[Data records]
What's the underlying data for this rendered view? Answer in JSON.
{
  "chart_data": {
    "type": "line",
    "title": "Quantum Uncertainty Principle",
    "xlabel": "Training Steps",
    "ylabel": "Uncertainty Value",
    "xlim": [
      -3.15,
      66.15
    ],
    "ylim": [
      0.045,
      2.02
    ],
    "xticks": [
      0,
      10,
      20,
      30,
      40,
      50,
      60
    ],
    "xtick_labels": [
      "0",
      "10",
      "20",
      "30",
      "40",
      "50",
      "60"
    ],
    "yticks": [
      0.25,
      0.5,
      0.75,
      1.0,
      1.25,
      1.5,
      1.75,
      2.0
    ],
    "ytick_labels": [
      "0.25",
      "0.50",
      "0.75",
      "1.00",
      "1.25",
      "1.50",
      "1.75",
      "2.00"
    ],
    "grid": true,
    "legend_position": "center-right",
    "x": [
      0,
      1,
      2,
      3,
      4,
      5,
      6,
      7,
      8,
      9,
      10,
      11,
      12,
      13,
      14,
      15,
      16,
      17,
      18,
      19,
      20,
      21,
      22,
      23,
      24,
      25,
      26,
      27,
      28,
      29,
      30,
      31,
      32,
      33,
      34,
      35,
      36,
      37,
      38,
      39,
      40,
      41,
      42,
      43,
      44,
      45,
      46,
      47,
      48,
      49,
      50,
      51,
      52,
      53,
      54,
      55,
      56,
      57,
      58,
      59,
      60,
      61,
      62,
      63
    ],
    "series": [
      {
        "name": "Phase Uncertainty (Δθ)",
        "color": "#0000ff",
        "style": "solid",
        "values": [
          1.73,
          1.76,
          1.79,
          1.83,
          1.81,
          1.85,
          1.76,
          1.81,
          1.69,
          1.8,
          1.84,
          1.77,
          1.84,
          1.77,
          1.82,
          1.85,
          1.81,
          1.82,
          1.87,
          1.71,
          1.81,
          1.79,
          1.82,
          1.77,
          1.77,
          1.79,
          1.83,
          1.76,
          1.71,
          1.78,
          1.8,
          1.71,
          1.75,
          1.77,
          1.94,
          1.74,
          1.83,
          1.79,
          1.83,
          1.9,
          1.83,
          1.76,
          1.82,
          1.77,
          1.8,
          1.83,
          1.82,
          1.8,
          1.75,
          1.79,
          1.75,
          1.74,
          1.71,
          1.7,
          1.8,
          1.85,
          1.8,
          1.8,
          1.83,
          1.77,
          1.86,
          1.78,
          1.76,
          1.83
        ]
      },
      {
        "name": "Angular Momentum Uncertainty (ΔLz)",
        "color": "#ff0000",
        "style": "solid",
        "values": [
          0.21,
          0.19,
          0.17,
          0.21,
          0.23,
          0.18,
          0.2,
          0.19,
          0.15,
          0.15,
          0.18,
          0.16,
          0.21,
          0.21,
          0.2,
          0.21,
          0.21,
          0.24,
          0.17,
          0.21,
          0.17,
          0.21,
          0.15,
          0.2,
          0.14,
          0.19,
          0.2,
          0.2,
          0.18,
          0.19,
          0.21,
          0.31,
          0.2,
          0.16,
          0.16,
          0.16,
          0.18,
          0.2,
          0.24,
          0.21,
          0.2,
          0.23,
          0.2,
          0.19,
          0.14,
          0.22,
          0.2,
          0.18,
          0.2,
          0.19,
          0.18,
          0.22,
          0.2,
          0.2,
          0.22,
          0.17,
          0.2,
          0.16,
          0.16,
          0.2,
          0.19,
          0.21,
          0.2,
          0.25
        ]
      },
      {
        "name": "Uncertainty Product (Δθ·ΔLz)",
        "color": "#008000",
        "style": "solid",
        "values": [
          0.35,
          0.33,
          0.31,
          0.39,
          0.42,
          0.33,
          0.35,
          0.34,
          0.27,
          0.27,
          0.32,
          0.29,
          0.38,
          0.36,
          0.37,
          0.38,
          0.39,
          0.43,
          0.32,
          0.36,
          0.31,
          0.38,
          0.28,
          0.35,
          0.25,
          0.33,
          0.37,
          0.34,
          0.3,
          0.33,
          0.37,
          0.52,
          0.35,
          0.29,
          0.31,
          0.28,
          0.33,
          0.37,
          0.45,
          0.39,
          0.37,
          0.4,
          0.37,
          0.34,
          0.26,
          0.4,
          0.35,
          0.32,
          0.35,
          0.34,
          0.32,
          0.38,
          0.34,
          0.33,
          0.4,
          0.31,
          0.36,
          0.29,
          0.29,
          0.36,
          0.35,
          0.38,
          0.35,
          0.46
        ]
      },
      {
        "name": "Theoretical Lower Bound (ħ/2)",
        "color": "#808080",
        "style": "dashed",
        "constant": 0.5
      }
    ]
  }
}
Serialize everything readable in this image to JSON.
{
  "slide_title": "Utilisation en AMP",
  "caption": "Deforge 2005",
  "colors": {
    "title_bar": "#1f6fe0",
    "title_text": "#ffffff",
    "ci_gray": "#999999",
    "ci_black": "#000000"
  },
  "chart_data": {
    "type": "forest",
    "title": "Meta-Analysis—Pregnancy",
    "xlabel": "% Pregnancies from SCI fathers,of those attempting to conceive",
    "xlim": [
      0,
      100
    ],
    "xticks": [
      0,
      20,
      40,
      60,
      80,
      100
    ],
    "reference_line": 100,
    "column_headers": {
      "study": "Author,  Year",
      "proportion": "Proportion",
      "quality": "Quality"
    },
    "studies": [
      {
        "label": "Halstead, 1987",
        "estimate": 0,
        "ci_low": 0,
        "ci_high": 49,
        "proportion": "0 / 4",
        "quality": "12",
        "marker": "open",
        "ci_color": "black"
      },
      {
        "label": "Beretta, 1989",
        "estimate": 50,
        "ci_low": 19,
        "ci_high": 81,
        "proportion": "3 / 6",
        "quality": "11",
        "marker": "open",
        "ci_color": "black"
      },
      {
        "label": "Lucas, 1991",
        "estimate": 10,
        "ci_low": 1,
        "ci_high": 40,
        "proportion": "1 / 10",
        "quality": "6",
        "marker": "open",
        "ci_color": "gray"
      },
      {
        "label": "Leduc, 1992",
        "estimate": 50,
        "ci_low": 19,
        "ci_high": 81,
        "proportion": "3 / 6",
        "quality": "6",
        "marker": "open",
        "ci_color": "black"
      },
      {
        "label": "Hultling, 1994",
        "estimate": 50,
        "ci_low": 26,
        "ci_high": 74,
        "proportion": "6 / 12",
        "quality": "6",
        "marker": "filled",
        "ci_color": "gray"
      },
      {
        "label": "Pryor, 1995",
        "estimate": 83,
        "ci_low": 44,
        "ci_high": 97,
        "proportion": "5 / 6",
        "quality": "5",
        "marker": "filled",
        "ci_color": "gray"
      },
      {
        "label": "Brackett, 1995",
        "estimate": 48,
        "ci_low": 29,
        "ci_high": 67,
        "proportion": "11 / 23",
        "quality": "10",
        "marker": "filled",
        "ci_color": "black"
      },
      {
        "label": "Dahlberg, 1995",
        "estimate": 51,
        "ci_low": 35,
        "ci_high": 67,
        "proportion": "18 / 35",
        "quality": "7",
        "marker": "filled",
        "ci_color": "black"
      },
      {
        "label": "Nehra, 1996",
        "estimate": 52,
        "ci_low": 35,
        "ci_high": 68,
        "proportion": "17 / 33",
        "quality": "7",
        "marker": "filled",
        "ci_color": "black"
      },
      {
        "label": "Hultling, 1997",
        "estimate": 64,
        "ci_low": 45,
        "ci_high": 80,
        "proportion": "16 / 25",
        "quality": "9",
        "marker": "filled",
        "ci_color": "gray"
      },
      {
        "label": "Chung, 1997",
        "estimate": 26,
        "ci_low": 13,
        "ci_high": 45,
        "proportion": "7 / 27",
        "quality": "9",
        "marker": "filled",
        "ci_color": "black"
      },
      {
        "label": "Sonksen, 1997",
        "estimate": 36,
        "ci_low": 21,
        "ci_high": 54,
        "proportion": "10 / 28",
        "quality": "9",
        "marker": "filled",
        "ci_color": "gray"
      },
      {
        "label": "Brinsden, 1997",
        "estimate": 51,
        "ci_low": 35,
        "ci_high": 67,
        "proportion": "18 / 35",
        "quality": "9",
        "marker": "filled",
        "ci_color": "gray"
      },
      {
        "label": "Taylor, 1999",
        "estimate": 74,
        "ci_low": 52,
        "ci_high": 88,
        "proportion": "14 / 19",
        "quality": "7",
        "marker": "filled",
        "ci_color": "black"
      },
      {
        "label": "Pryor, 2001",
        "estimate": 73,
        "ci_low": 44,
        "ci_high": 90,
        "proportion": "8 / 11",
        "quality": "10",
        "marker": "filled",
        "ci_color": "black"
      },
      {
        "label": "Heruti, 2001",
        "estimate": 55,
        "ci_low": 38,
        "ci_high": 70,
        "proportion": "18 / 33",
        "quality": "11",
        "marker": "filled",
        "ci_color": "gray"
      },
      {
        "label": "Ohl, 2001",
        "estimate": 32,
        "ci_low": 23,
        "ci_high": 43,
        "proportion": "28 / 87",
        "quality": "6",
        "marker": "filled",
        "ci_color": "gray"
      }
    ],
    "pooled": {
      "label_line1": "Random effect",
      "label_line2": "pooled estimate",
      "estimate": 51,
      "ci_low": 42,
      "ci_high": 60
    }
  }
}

What you should do:
Using the material above, gather every line that includes "Hultling".

Answer below:
        "label": "Hultling, 1994",
        "label": "Hultling, 1997",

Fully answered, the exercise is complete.